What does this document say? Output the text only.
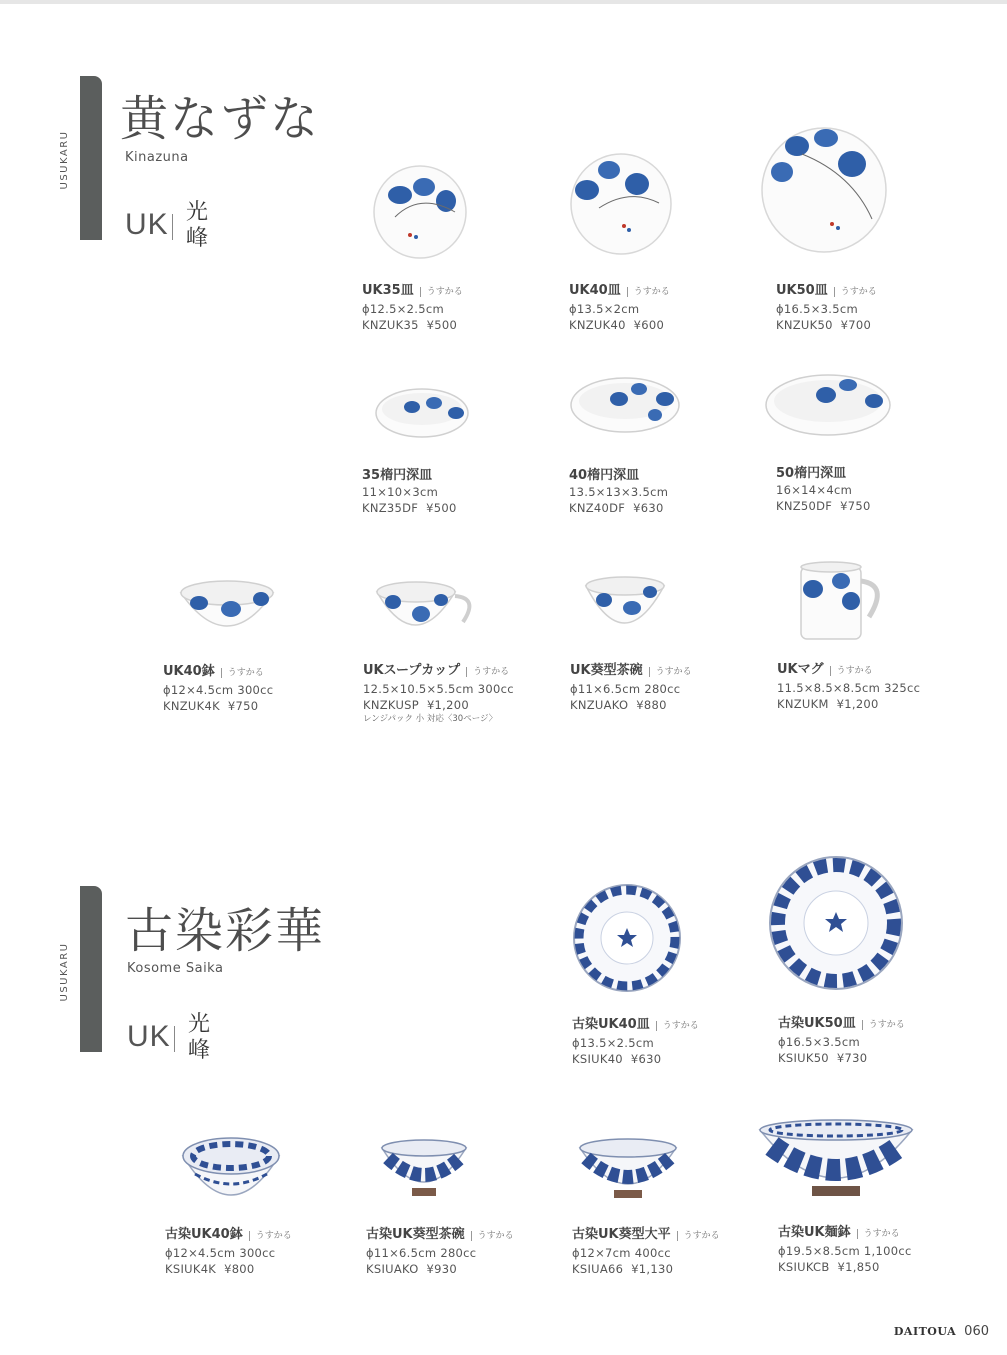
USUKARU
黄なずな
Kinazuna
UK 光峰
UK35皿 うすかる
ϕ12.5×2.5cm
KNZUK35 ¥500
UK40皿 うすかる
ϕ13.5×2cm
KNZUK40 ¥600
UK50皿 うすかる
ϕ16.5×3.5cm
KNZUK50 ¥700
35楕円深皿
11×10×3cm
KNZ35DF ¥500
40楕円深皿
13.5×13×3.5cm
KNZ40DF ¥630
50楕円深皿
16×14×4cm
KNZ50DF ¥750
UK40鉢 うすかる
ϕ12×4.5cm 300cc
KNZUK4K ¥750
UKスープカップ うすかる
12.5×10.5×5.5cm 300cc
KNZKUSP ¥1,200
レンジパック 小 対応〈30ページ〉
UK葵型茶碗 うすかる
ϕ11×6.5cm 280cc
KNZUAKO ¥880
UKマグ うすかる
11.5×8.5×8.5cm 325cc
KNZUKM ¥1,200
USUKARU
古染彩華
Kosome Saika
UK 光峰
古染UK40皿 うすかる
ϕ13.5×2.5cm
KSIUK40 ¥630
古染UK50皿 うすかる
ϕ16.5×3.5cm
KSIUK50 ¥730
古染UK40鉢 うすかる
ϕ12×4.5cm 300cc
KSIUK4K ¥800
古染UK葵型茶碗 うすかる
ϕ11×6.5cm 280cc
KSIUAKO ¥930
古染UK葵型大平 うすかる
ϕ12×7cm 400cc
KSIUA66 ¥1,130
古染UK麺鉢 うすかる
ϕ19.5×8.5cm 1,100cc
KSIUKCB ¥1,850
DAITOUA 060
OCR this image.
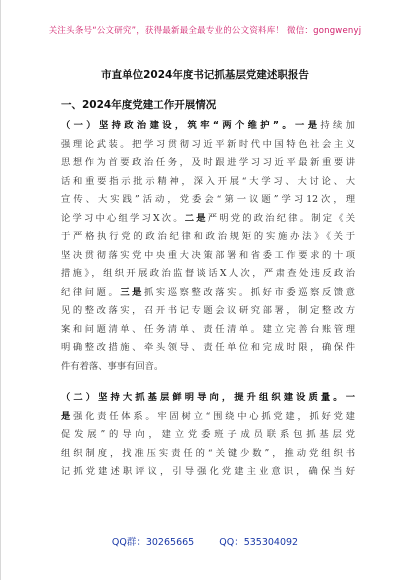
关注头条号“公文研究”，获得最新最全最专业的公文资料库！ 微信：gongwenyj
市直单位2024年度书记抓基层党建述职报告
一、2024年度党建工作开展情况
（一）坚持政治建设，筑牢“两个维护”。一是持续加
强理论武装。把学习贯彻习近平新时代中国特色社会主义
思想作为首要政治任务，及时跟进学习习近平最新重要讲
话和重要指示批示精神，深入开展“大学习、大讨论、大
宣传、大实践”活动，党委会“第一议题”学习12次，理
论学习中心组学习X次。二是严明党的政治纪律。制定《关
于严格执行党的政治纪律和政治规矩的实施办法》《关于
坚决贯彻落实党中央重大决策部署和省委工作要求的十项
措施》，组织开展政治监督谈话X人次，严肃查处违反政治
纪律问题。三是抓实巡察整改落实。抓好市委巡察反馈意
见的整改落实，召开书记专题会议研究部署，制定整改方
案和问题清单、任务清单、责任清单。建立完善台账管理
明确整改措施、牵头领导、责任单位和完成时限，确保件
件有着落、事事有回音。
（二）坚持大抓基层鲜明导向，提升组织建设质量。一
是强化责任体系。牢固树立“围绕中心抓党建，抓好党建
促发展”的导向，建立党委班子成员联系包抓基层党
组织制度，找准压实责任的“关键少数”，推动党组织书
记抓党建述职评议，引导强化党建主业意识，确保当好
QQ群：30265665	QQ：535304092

• • • • •

• **What the task requires**
Quote the material in full and exactly; do not carry over its pictures.

• **Response**
What does this document say? Output the text only.
USUKARU
黄なずな
Kinazuna
UK 光峰
UK35皿 うすかる
ϕ12.5×2.5cm
KNZUK35 ¥500
UK40皿 うすかる
ϕ13.5×2cm
KNZUK40 ¥600
UK50皿 うすかる
ϕ16.5×3.5cm
KNZUK50 ¥700
35楕円深皿
11×10×3cm
KNZ35DF ¥500
40楕円深皿
13.5×13×3.5cm
KNZ40DF ¥630
50楕円深皿
16×14×4cm
KNZ50DF ¥750
UK40鉢 うすかる
ϕ12×4.5cm 300cc
KNZUK4K ¥750
UKスープカップ うすかる
12.5×10.5×5.5cm 300cc
KNZKUSP ¥1,200
レンジパック 小 対応〈30ページ〉
UK葵型茶碗 うすかる
ϕ11×6.5cm 280cc
KNZUAKO ¥880
UKマグ うすかる
11.5×8.5×8.5cm 325cc
KNZUKM ¥1,200
USUKARU
古染彩華
Kosome Saika
UK 光峰
古染UK40皿 うすかる
ϕ13.5×2.5cm
KSIUK40 ¥630
古染UK50皿 うすかる
ϕ16.5×3.5cm
KSIUK50 ¥730
古染UK40鉢 うすかる
ϕ12×4.5cm 300cc
KSIUK4K ¥800
古染UK葵型茶碗 うすかる
ϕ11×6.5cm 280cc
KSIUAKO ¥930
古染UK葵型大平 うすかる
ϕ12×7cm 400cc
KSIUA66 ¥1,130
古染UK麺鉢 うすかる
ϕ19.5×8.5cm 1,100cc
KSIUKCB ¥1,850
DAITOUA 060
OCR this image.
关注头条号“公文研究”，获得最新最全最专业的公文资料库！ 微信：gongwenyj
市直单位2024年度书记抓基层党建述职报告
一、2024年度党建工作开展情况
（一）坚持政治建设，筑牢“两个维护”。一是持续加
强理论武装。把学习贯彻习近平新时代中国特色社会主义
思想作为首要政治任务，及时跟进学习习近平最新重要讲
话和重要指示批示精神，深入开展“大学习、大讨论、大
宣传、大实践”活动，党委会“第一议题”学习12次，理
论学习中心组学习X次。二是严明党的政治纪律。制定《关
于严格执行党的政治纪律和政治规矩的实施办法》《关于
坚决贯彻落实党中央重大决策部署和省委工作要求的十项
措施》，组织开展政治监督谈话X人次，严肃查处违反政治
纪律问题。三是抓实巡察整改落实。抓好市委巡察反馈意
见的整改落实，召开书记专题会议研究部署，制定整改方
案和问题清单、任务清单、责任清单。建立完善台账管理
明确整改措施、牵头领导、责任单位和完成时限，确保件
件有着落、事事有回音。
（二）坚持大抓基层鲜明导向，提升组织建设质量。一
是强化责任体系。牢固树立“围绕中心抓党建，抓好党建
促发展”的导向，建立党委班子成员联系包抓基层党
组织制度，找准压实责任的“关键少数”，推动党组织书
记抓党建述职评议，引导强化党建主业意识，确保当好
QQ群：30265665	QQ：535304092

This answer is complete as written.